Task requirements:
Write out the whole listing word for word.

Dataset rows:
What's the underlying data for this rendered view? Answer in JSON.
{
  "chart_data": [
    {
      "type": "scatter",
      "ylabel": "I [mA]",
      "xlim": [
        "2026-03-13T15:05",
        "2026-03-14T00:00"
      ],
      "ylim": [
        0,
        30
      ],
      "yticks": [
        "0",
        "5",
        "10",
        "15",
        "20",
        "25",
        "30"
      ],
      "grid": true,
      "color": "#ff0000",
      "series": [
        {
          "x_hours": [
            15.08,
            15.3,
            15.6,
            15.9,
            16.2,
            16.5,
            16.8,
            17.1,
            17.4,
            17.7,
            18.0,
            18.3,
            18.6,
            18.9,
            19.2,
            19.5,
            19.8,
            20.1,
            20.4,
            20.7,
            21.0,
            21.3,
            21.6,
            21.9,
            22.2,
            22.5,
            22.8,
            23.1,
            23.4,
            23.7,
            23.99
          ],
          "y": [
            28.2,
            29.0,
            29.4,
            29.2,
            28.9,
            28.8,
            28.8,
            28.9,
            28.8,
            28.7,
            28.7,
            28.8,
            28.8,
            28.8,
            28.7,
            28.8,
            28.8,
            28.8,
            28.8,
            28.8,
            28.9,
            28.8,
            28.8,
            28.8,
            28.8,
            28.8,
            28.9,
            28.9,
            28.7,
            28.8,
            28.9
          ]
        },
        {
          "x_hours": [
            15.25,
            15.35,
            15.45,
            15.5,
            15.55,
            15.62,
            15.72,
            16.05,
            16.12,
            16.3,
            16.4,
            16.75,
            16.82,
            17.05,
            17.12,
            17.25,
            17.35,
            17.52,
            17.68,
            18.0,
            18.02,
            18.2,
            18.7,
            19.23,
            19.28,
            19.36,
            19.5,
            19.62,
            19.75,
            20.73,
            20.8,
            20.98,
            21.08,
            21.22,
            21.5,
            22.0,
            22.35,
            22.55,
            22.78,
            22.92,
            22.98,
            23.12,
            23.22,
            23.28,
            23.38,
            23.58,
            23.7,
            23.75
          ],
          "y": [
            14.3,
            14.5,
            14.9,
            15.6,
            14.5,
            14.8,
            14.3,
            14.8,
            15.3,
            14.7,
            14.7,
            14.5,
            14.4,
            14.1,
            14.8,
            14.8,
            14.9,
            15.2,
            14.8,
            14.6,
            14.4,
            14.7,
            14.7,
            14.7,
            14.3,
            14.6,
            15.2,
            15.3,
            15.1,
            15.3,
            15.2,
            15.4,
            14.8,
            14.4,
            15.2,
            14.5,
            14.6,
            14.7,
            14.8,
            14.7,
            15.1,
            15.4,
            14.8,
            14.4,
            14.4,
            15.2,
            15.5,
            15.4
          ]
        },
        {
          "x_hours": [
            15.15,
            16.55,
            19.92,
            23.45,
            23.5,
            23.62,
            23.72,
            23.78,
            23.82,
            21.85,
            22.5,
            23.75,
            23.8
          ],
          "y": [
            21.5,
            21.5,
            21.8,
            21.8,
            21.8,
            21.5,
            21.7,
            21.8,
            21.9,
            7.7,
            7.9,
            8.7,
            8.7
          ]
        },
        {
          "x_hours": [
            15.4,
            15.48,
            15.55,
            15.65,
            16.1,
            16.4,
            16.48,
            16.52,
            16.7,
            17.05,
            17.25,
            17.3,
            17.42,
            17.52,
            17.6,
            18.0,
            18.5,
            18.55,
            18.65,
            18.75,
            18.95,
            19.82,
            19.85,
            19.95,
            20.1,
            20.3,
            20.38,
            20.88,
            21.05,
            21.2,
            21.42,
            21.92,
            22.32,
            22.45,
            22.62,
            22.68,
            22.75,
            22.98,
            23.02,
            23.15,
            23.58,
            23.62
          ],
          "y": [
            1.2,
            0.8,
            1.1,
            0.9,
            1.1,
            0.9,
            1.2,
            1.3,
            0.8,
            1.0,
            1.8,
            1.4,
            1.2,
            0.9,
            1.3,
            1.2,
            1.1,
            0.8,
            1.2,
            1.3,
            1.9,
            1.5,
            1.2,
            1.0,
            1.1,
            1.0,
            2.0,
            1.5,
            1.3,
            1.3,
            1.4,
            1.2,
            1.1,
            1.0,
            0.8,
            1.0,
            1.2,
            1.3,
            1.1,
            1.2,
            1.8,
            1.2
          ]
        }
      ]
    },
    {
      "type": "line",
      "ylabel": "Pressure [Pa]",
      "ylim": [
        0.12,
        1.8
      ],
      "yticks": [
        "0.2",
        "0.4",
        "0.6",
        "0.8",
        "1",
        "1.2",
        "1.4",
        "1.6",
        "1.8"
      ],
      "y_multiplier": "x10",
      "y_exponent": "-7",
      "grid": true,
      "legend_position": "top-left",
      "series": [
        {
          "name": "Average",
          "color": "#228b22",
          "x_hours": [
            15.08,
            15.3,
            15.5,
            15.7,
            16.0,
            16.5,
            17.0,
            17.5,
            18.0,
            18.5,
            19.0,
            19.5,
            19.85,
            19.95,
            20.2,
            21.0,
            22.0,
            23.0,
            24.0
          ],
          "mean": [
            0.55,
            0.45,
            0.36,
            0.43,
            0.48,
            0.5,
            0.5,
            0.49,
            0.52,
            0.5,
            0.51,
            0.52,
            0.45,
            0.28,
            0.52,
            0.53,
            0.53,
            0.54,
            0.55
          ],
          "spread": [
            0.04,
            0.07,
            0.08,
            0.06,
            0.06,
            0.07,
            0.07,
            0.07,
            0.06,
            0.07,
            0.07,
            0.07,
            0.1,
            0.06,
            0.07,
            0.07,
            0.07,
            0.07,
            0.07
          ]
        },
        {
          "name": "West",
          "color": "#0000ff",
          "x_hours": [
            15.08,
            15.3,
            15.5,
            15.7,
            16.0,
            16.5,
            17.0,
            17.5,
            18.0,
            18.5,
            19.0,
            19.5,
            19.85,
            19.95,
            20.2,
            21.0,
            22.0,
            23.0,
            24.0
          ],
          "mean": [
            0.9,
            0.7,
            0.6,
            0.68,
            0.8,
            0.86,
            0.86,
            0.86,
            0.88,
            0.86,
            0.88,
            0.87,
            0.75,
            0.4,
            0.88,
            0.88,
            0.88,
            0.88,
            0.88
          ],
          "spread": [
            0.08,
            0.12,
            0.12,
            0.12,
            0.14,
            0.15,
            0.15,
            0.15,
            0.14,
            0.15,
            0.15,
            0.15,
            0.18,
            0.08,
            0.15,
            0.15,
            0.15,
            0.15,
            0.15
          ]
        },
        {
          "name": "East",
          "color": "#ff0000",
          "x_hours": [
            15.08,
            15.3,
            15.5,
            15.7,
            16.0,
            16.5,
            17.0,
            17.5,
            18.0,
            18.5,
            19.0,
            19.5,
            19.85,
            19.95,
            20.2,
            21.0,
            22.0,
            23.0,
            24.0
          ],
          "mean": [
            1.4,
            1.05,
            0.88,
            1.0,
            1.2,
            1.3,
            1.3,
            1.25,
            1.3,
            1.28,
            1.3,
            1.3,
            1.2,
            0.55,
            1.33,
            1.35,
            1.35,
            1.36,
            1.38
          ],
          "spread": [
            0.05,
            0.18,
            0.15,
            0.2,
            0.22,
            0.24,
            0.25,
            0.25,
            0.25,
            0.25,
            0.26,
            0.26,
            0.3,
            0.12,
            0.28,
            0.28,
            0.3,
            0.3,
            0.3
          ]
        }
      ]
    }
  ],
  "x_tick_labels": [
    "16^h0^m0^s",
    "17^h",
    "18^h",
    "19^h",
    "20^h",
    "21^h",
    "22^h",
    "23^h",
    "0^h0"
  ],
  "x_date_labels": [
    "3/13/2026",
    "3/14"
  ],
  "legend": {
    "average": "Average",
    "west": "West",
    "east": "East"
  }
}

Full output:
What's the underlying data for this rendered view? Answer in JSON.
{
  "chart_data": [
    {
      "type": "scatter",
      "ylabel": "I [mA]",
      "xlim": [
        "2026-03-13T15:05",
        "2026-03-14T00:00"
      ],
      "ylim": [
        0,
        30
      ],
      "yticks": [
        "0",
        "5",
        "10",
        "15",
        "20",
        "25",
        "30"
      ],
      "grid": true,
      "color": "#ff0000",
      "series": [
        {
          "x_hours": [
            15.08,
            15.3,
            15.6,
            15.9,
            16.2,
            16.5,
            16.8,
            17.1,
            17.4,
            17.7,
            18.0,
            18.3,
            18.6,
            18.9,
            19.2,
            19.5,
            19.8,
            20.1,
            20.4,
            20.7,
            21.0,
            21.3,
            21.6,
            21.9,
            22.2,
            22.5,
            22.8,
            23.1,
            23.4,
            23.7,
            23.99
          ],
          "y": [
            28.2,
            29.0,
            29.4,
            29.2,
            28.9,
            28.8,
            28.8,
            28.9,
            28.8,
            28.7,
            28.7,
            28.8,
            28.8,
            28.8,
            28.7,
            28.8,
            28.8,
            28.8,
            28.8,
            28.8,
            28.9,
            28.8,
            28.8,
            28.8,
            28.8,
            28.8,
            28.9,
            28.9,
            28.7,
            28.8,
            28.9
          ]
        },
        {
          "x_hours": [
            15.25,
            15.35,
            15.45,
            15.5,
            15.55,
            15.62,
            15.72,
            16.05,
            16.12,
            16.3,
            16.4,
            16.75,
            16.82,
            17.05,
            17.12,
            17.25,
            17.35,
            17.52,
            17.68,
            18.0,
            18.02,
            18.2,
            18.7,
            19.23,
            19.28,
            19.36,
            19.5,
            19.62,
            19.75,
            20.73,
            20.8,
            20.98,
            21.08,
            21.22,
            21.5,
            22.0,
            22.35,
            22.55,
            22.78,
            22.92,
            22.98,
            23.12,
            23.22,
            23.28,
            23.38,
            23.58,
            23.7,
            23.75
          ],
          "y": [
            14.3,
            14.5,
            14.9,
            15.6,
            14.5,
            14.8,
            14.3,
            14.8,
            15.3,
            14.7,
            14.7,
            14.5,
            14.4,
            14.1,
            14.8,
            14.8,
            14.9,
            15.2,
            14.8,
            14.6,
            14.4,
            14.7,
            14.7,
            14.7,
            14.3,
            14.6,
            15.2,
            15.3,
            15.1,
            15.3,
            15.2,
            15.4,
            14.8,
            14.4,
            15.2,
            14.5,
            14.6,
            14.7,
            14.8,
            14.7,
            15.1,
            15.4,
            14.8,
            14.4,
            14.4,
            15.2,
            15.5,
            15.4
          ]
        },
        {
          "x_hours": [
            15.15,
            16.55,
            19.92,
            23.45,
            23.5,
            23.62,
            23.72,
            23.78,
            23.82,
            21.85,
            22.5,
            23.75,
            23.8
          ],
          "y": [
            21.5,
            21.5,
            21.8,
            21.8,
            21.8,
            21.5,
            21.7,
            21.8,
            21.9,
            7.7,
            7.9,
            8.7,
            8.7
          ]
        },
        {
          "x_hours": [
            15.4,
            15.48,
            15.55,
            15.65,
            16.1,
            16.4,
            16.48,
            16.52,
            16.7,
            17.05,
            17.25,
            17.3,
            17.42,
            17.52,
            17.6,
            18.0,
            18.5,
            18.55,
            18.65,
            18.75,
            18.95,
            19.82,
            19.85,
            19.95,
            20.1,
            20.3,
            20.38,
            20.88,
            21.05,
            21.2,
            21.42,
            21.92,
            22.32,
            22.45,
            22.62,
            22.68,
            22.75,
            22.98,
            23.02,
            23.15,
            23.58,
            23.62
          ],
          "y": [
            1.2,
            0.8,
            1.1,
            0.9,
            1.1,
            0.9,
            1.2,
            1.3,
            0.8,
            1.0,
            1.8,
            1.4,
            1.2,
            0.9,
            1.3,
            1.2,
            1.1,
            0.8,
            1.2,
            1.3,
            1.9,
            1.5,
            1.2,
            1.0,
            1.1,
            1.0,
            2.0,
            1.5,
            1.3,
            1.3,
            1.4,
            1.2,
            1.1,
            1.0,
            0.8,
            1.0,
            1.2,
            1.3,
            1.1,
            1.2,
            1.8,
            1.2
          ]
        }
      ]
    },
    {
      "type": "line",
      "ylabel": "Pressure [Pa]",
      "ylim": [
        0.12,
        1.8
      ],
      "yticks": [
        "0.2",
        "0.4",
        "0.6",
        "0.8",
        "1",
        "1.2",
        "1.4",
        "1.6",
        "1.8"
      ],
      "y_multiplier": "x10",
      "y_exponent": "-7",
      "grid": true,
      "legend_position": "top-left",
      "series": [
        {
          "name": "Average",
          "color": "#228b22",
          "x_hours": [
            15.08,
            15.3,
            15.5,
            15.7,
            16.0,
            16.5,
            17.0,
            17.5,
            18.0,
            18.5,
            19.0,
            19.5,
            19.85,
            19.95,
            20.2,
            21.0,
            22.0,
            23.0,
            24.0
          ],
          "mean": [
            0.55,
            0.45,
            0.36,
            0.43,
            0.48,
            0.5,
            0.5,
            0.49,
            0.52,
            0.5,
            0.51,
            0.52,
            0.45,
            0.28,
            0.52,
            0.53,
            0.53,
            0.54,
            0.55
          ],
          "spread": [
            0.04,
            0.07,
            0.08,
            0.06,
            0.06,
            0.07,
            0.07,
            0.07,
            0.06,
            0.07,
            0.07,
            0.07,
            0.1,
            0.06,
            0.07,
            0.07,
            0.07,
            0.07,
            0.07
          ]
        },
        {
          "name": "West",
          "color": "#0000ff",
          "x_hours": [
            15.08,
            15.3,
            15.5,
            15.7,
            16.0,
            16.5,
            17.0,
            17.5,
            18.0,
            18.5,
            19.0,
            19.5,
            19.85,
            19.95,
            20.2,
            21.0,
            22.0,
            23.0,
            24.0
          ],
          "mean": [
            0.9,
            0.7,
            0.6,
            0.68,
            0.8,
            0.86,
            0.86,
            0.86,
            0.88,
            0.86,
            0.88,
            0.87,
            0.75,
            0.4,
            0.88,
            0.88,
            0.88,
            0.88,
            0.88
          ],
          "spread": [
            0.08,
            0.12,
            0.12,
            0.12,
            0.14,
            0.15,
            0.15,
            0.15,
            0.14,
            0.15,
            0.15,
            0.15,
            0.18,
            0.08,
            0.15,
            0.15,
            0.15,
            0.15,
            0.15
          ]
        },
        {
          "name": "East",
          "color": "#ff0000",
          "x_hours": [
            15.08,
            15.3,
            15.5,
            15.7,
            16.0,
            16.5,
            17.0,
            17.5,
            18.0,
            18.5,
            19.0,
            19.5,
            19.85,
            19.95,
            20.2,
            21.0,
            22.0,
            23.0,
            24.0
          ],
          "mean": [
            1.4,
            1.05,
            0.88,
            1.0,
            1.2,
            1.3,
            1.3,
            1.25,
            1.3,
            1.28,
            1.3,
            1.3,
            1.2,
            0.55,
            1.33,
            1.35,
            1.35,
            1.36,
            1.38
          ],
          "spread": [
            0.05,
            0.18,
            0.15,
            0.2,
            0.22,
            0.24,
            0.25,
            0.25,
            0.25,
            0.25,
            0.26,
            0.26,
            0.3,
            0.12,
            0.28,
            0.28,
            0.3,
            0.3,
            0.3
          ]
        }
      ]
    }
  ],
  "x_tick_labels": [
    "16^h0^m0^s",
    "17^h",
    "18^h",
    "19^h",
    "20^h",
    "21^h",
    "22^h",
    "23^h",
    "0^h0"
  ],
  "x_date_labels": [
    "3/13/2026",
    "3/14"
  ],
  "legend": {
    "average": "Average",
    "west": "West",
    "east": "East"
  }
}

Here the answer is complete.